■ **Short problem**
Every record must appear in your copy exactly as written, with no pictures.

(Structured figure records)
--- Begin ---

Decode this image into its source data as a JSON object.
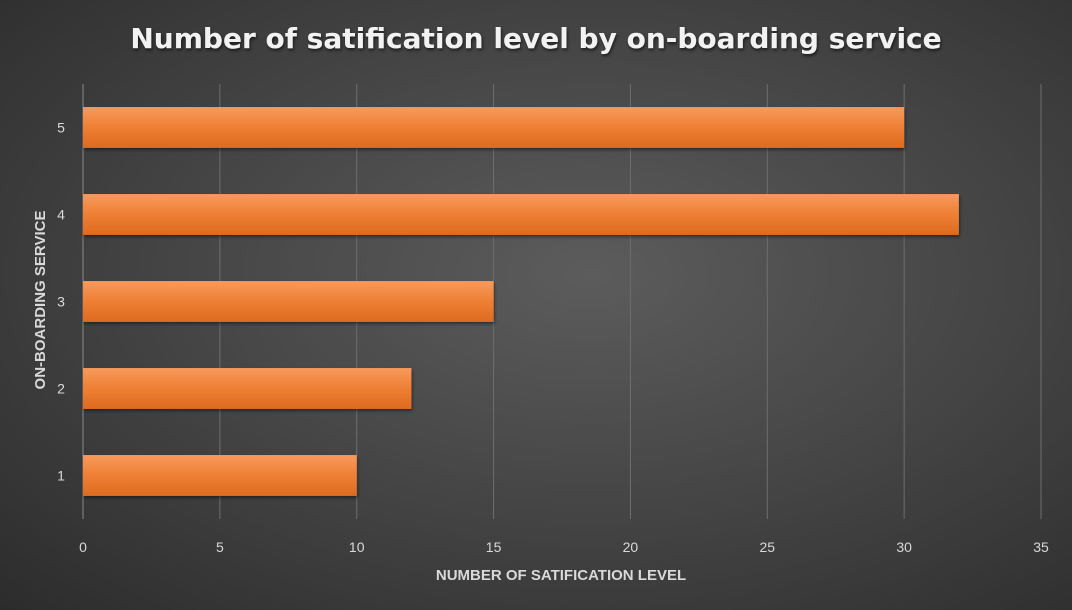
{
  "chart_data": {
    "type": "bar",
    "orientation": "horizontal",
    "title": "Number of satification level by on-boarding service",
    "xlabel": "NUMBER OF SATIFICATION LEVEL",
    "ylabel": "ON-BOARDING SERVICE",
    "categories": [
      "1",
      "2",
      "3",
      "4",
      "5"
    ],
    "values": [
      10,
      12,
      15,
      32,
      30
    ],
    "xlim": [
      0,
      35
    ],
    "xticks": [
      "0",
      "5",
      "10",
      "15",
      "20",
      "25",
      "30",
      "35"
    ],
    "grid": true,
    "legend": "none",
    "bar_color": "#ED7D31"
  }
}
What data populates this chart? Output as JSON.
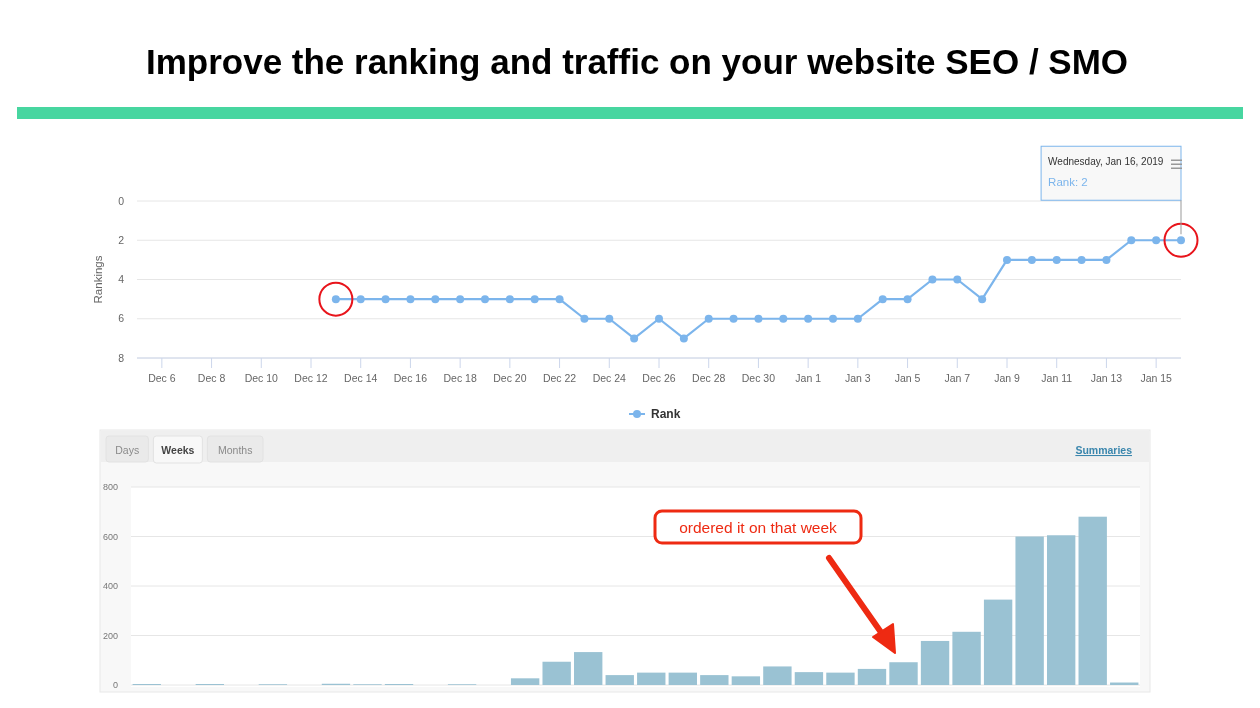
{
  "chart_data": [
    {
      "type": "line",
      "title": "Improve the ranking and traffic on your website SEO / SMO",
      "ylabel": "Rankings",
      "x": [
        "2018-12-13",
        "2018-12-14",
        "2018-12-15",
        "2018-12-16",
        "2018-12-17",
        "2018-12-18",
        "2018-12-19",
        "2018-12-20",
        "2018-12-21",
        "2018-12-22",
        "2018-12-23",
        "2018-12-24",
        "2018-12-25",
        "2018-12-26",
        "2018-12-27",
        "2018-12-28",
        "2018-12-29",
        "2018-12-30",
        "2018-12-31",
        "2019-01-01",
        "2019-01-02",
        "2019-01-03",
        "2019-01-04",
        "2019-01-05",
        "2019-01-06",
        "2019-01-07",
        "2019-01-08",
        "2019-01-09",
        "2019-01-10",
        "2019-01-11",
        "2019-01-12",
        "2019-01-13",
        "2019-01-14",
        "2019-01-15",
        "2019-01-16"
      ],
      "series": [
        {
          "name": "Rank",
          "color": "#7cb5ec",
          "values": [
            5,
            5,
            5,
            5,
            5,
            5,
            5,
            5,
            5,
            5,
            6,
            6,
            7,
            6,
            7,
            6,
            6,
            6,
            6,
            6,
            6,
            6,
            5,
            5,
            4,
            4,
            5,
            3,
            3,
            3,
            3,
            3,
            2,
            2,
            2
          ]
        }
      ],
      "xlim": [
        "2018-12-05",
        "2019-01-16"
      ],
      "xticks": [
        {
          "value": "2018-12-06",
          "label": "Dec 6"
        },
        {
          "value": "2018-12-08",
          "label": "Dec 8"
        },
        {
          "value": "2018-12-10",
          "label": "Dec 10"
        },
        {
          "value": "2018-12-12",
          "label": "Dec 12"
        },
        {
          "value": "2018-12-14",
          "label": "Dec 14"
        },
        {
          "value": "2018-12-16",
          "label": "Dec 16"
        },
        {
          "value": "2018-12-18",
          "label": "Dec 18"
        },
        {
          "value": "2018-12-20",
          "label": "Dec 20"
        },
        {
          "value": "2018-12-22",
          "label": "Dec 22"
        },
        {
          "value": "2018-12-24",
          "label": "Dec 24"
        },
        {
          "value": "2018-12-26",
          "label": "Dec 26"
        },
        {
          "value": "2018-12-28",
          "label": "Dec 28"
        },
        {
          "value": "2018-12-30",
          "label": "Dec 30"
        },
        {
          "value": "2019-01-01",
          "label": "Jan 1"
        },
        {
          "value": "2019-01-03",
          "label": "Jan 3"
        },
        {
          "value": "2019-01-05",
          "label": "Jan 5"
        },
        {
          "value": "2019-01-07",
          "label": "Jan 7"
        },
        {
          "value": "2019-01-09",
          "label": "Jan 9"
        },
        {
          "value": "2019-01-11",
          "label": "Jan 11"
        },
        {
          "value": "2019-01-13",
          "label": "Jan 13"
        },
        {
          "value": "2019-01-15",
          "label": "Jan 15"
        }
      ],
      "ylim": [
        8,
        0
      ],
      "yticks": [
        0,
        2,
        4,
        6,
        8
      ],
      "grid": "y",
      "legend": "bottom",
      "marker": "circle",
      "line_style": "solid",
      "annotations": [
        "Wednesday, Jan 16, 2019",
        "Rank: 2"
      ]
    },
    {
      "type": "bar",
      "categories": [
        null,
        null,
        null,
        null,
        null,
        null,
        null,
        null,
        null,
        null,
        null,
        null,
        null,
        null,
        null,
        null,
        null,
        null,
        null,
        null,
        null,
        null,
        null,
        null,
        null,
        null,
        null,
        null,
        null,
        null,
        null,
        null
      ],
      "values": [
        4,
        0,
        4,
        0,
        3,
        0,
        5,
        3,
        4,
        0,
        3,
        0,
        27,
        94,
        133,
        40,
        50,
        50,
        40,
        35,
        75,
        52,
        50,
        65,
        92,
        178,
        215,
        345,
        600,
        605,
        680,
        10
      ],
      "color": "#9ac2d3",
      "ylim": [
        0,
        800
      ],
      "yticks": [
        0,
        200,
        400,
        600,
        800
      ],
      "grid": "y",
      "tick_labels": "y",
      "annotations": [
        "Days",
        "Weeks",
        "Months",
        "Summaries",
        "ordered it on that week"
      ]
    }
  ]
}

--- End ---

■ **Solution for this task**
Decode this image into its source data as a JSON object.
{
  "chart_data": {
    "type": "bar",
    "orientation": "horizontal",
    "title": "Number of satification level by on-boarding service",
    "xlabel": "NUMBER OF SATIFICATION LEVEL",
    "ylabel": "ON-BOARDING SERVICE",
    "categories": [
      "1",
      "2",
      "3",
      "4",
      "5"
    ],
    "values": [
      10,
      12,
      15,
      32,
      30
    ],
    "xlim": [
      0,
      35
    ],
    "xticks": [
      "0",
      "5",
      "10",
      "15",
      "20",
      "25",
      "30",
      "35"
    ],
    "grid": true,
    "legend": "none",
    "bar_color": "#ED7D31"
  }
}
What data populates this chart? Output as JSON.
{
  "chart_data": [
    {
      "type": "line",
      "title": "Improve the ranking and traffic on your website SEO / SMO",
      "ylabel": "Rankings",
      "x": [
        "2018-12-13",
        "2018-12-14",
        "2018-12-15",
        "2018-12-16",
        "2018-12-17",
        "2018-12-18",
        "2018-12-19",
        "2018-12-20",
        "2018-12-21",
        "2018-12-22",
        "2018-12-23",
        "2018-12-24",
        "2018-12-25",
        "2018-12-26",
        "2018-12-27",
        "2018-12-28",
        "2018-12-29",
        "2018-12-30",
        "2018-12-31",
        "2019-01-01",
        "2019-01-02",
        "2019-01-03",
        "2019-01-04",
        "2019-01-05",
        "2019-01-06",
        "2019-01-07",
        "2019-01-08",
        "2019-01-09",
        "2019-01-10",
        "2019-01-11",
        "2019-01-12",
        "2019-01-13",
        "2019-01-14",
        "2019-01-15",
        "2019-01-16"
      ],
      "series": [
        {
          "name": "Rank",
          "color": "#7cb5ec",
          "values": [
            5,
            5,
            5,
            5,
            5,
            5,
            5,
            5,
            5,
            5,
            6,
            6,
            7,
            6,
            7,
            6,
            6,
            6,
            6,
            6,
            6,
            6,
            5,
            5,
            4,
            4,
            5,
            3,
            3,
            3,
            3,
            3,
            2,
            2,
            2
          ]
        }
      ],
      "xlim": [
        "2018-12-05",
        "2019-01-16"
      ],
      "xticks": [
        {
          "value": "2018-12-06",
          "label": "Dec 6"
        },
        {
          "value": "2018-12-08",
          "label": "Dec 8"
        },
        {
          "value": "2018-12-10",
          "label": "Dec 10"
        },
        {
          "value": "2018-12-12",
          "label": "Dec 12"
        },
        {
          "value": "2018-12-14",
          "label": "Dec 14"
        },
        {
          "value": "2018-12-16",
          "label": "Dec 16"
        },
        {
          "value": "2018-12-18",
          "label": "Dec 18"
        },
        {
          "value": "2018-12-20",
          "label": "Dec 20"
        },
        {
          "value": "2018-12-22",
          "label": "Dec 22"
        },
        {
          "value": "2018-12-24",
          "label": "Dec 24"
        },
        {
          "value": "2018-12-26",
          "label": "Dec 26"
        },
        {
          "value": "2018-12-28",
          "label": "Dec 28"
        },
        {
          "value": "2018-12-30",
          "label": "Dec 30"
        },
        {
          "value": "2019-01-01",
          "label": "Jan 1"
        },
        {
          "value": "2019-01-03",
          "label": "Jan 3"
        },
        {
          "value": "2019-01-05",
          "label": "Jan 5"
        },
        {
          "value": "2019-01-07",
          "label": "Jan 7"
        },
        {
          "value": "2019-01-09",
          "label": "Jan 9"
        },
        {
          "value": "2019-01-11",
          "label": "Jan 11"
        },
        {
          "value": "2019-01-13",
          "label": "Jan 13"
        },
        {
          "value": "2019-01-15",
          "label": "Jan 15"
        }
      ],
      "ylim": [
        8,
        0
      ],
      "yticks": [
        0,
        2,
        4,
        6,
        8
      ],
      "grid": "y",
      "legend": "bottom",
      "marker": "circle",
      "line_style": "solid",
      "annotations": [
        "Wednesday, Jan 16, 2019",
        "Rank: 2"
      ]
    },
    {
      "type": "bar",
      "categories": [
        null,
        null,
        null,
        null,
        null,
        null,
        null,
        null,
        null,
        null,
        null,
        null,
        null,
        null,
        null,
        null,
        null,
        null,
        null,
        null,
        null,
        null,
        null,
        null,
        null,
        null,
        null,
        null,
        null,
        null,
        null,
        null
      ],
      "values": [
        4,
        0,
        4,
        0,
        3,
        0,
        5,
        3,
        4,
        0,
        3,
        0,
        27,
        94,
        133,
        40,
        50,
        50,
        40,
        35,
        75,
        52,
        50,
        65,
        92,
        178,
        215,
        345,
        600,
        605,
        680,
        10
      ],
      "color": "#9ac2d3",
      "ylim": [
        0,
        800
      ],
      "yticks": [
        0,
        200,
        400,
        600,
        800
      ],
      "grid": "y",
      "tick_labels": "y",
      "annotations": [
        "Days",
        "Weeks",
        "Months",
        "Summaries",
        "ordered it on that week"
      ]
    }
  ]
}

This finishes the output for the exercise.